-- begin Excerpted records --

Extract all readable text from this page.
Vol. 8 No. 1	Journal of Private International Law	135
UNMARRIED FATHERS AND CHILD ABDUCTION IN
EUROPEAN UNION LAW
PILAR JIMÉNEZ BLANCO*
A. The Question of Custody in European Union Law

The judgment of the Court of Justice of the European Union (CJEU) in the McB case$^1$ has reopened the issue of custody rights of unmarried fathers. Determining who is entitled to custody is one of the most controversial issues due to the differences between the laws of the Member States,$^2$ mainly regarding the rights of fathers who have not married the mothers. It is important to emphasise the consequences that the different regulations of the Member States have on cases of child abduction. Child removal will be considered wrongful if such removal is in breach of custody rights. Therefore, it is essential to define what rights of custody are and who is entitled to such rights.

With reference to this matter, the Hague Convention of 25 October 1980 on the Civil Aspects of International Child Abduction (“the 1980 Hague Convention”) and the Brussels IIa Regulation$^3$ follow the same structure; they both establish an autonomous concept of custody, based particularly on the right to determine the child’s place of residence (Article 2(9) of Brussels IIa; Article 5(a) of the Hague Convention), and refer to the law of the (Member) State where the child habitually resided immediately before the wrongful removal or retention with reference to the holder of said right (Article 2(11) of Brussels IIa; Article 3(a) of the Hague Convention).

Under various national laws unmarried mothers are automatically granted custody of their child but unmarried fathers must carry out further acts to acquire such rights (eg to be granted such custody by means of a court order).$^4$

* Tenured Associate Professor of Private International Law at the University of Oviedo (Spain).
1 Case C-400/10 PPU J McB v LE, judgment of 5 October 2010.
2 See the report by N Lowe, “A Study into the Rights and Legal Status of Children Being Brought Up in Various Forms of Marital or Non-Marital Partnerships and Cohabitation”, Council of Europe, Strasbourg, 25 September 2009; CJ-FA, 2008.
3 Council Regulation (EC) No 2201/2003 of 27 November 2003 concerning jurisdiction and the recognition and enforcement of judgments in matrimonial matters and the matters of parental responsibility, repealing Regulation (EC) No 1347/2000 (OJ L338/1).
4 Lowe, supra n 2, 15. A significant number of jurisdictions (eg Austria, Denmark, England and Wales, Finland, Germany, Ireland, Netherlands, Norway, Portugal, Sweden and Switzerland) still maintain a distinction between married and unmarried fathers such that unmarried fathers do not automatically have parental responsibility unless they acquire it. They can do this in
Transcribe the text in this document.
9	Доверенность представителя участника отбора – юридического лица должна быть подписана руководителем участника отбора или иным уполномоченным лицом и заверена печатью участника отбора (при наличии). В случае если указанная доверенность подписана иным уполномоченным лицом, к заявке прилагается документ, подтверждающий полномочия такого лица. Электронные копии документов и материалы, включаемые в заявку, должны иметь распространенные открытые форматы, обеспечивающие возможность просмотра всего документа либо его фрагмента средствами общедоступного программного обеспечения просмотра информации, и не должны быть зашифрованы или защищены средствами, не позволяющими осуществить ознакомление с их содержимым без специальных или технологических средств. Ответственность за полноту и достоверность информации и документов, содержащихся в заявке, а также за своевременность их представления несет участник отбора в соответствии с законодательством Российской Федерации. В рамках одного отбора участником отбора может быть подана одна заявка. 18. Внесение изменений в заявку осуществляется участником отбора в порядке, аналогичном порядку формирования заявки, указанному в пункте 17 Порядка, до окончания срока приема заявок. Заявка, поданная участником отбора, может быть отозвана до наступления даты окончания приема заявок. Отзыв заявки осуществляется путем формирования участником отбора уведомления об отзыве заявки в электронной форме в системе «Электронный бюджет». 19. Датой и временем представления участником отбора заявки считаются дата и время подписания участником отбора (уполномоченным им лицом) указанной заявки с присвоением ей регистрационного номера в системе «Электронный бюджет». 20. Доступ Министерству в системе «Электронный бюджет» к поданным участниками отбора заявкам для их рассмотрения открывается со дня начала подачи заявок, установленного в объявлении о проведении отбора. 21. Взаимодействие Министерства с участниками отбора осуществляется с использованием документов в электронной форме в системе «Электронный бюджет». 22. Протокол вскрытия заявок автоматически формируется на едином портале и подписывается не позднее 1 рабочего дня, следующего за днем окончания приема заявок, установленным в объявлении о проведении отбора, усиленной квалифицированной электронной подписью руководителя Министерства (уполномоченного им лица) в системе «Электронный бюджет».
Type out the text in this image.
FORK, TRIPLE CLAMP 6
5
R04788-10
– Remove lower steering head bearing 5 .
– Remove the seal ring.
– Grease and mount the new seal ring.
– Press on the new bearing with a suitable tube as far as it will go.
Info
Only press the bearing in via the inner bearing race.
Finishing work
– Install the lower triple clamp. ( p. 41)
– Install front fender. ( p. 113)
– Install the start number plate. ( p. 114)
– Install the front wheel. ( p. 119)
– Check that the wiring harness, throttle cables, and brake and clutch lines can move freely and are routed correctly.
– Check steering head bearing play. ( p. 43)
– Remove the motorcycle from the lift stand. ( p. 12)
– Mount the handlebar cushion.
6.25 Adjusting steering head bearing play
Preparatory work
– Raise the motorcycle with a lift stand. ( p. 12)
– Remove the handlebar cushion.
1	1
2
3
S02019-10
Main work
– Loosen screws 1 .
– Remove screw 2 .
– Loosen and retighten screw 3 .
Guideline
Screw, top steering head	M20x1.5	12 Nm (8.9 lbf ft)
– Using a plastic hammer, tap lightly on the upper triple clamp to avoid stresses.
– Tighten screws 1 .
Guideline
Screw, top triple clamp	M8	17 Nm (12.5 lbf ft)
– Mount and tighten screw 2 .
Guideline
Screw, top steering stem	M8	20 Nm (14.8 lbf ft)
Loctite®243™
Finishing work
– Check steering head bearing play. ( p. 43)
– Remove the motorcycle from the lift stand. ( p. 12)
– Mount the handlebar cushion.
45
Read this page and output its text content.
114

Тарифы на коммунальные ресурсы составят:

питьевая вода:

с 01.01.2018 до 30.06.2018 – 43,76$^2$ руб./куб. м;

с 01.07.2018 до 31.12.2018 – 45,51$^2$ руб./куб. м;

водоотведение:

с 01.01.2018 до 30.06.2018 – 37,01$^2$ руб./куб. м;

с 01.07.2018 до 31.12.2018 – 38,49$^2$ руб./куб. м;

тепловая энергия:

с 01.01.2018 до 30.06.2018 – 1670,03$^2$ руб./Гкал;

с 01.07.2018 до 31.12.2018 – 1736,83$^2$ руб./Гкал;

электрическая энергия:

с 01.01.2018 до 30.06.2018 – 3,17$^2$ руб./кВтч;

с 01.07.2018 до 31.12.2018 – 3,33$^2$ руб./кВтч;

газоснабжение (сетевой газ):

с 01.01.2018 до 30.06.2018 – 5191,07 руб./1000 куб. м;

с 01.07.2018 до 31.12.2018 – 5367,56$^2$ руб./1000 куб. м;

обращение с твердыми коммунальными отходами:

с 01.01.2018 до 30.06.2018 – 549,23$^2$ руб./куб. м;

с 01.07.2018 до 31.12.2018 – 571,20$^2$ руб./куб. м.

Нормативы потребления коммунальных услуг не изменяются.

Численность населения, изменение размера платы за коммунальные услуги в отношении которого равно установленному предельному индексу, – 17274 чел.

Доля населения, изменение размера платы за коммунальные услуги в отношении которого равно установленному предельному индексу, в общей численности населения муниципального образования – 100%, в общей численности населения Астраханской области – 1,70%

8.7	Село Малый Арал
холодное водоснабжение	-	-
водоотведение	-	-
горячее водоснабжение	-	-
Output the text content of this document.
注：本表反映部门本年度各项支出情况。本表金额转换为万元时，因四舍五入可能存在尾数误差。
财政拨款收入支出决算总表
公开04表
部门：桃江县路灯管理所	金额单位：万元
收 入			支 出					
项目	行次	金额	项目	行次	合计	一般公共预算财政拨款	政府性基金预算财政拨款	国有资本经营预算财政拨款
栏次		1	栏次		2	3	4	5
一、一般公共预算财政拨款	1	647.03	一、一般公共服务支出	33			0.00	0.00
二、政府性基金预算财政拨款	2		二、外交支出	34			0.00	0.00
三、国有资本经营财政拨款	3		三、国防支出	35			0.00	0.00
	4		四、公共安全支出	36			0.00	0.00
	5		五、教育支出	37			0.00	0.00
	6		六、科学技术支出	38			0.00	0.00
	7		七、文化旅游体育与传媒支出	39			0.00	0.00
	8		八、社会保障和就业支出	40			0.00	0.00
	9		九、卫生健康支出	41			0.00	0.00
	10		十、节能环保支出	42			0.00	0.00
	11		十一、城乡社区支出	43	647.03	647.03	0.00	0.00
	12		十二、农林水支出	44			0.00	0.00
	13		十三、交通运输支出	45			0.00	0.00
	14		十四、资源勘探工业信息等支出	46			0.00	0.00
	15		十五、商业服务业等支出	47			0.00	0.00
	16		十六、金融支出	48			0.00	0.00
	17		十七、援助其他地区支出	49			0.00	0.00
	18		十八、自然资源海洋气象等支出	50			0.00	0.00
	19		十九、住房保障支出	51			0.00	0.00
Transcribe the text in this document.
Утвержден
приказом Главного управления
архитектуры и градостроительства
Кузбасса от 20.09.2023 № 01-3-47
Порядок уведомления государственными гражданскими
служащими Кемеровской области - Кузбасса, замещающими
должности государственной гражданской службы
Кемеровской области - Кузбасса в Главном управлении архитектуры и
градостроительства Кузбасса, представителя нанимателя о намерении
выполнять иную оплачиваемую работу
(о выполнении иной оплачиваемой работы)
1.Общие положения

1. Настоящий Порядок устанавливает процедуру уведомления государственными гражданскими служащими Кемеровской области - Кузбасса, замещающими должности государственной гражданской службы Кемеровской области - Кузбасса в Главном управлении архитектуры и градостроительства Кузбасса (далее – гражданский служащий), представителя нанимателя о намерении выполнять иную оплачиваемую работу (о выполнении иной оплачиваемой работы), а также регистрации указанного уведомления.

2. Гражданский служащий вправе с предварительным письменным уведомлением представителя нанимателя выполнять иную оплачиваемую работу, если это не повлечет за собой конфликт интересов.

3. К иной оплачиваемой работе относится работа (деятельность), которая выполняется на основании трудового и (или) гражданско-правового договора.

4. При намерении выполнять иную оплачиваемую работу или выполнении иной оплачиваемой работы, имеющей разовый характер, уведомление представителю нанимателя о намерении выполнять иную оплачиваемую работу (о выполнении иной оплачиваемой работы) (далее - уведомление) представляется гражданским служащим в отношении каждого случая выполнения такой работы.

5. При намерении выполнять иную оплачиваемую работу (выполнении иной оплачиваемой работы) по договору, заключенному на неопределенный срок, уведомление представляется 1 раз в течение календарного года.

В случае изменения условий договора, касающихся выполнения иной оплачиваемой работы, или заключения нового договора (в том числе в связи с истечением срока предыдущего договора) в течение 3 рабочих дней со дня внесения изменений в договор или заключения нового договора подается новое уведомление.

-- end Excerpted records --

» What is needed
Go through the records and pull out each line that includes the word "Порядок".

» Complete output
Порядок уведомления государственными гражданскими
1. Настоящий Порядок устанавливает процедуру уведомления государственными гражданскими служащими Кемеровской области - Кузбасса, замещающими должности государственной гражданской службы Кемеровской области - Кузбасса в Главном управлении архитектуры и градостроительства Кузбасса (далее – гражданский служащий), представителя нанимателя о намерении выполнять иную оплачиваемую работу (о выполнении иной оплачиваемой работы), а также регистрации указанного уведомления.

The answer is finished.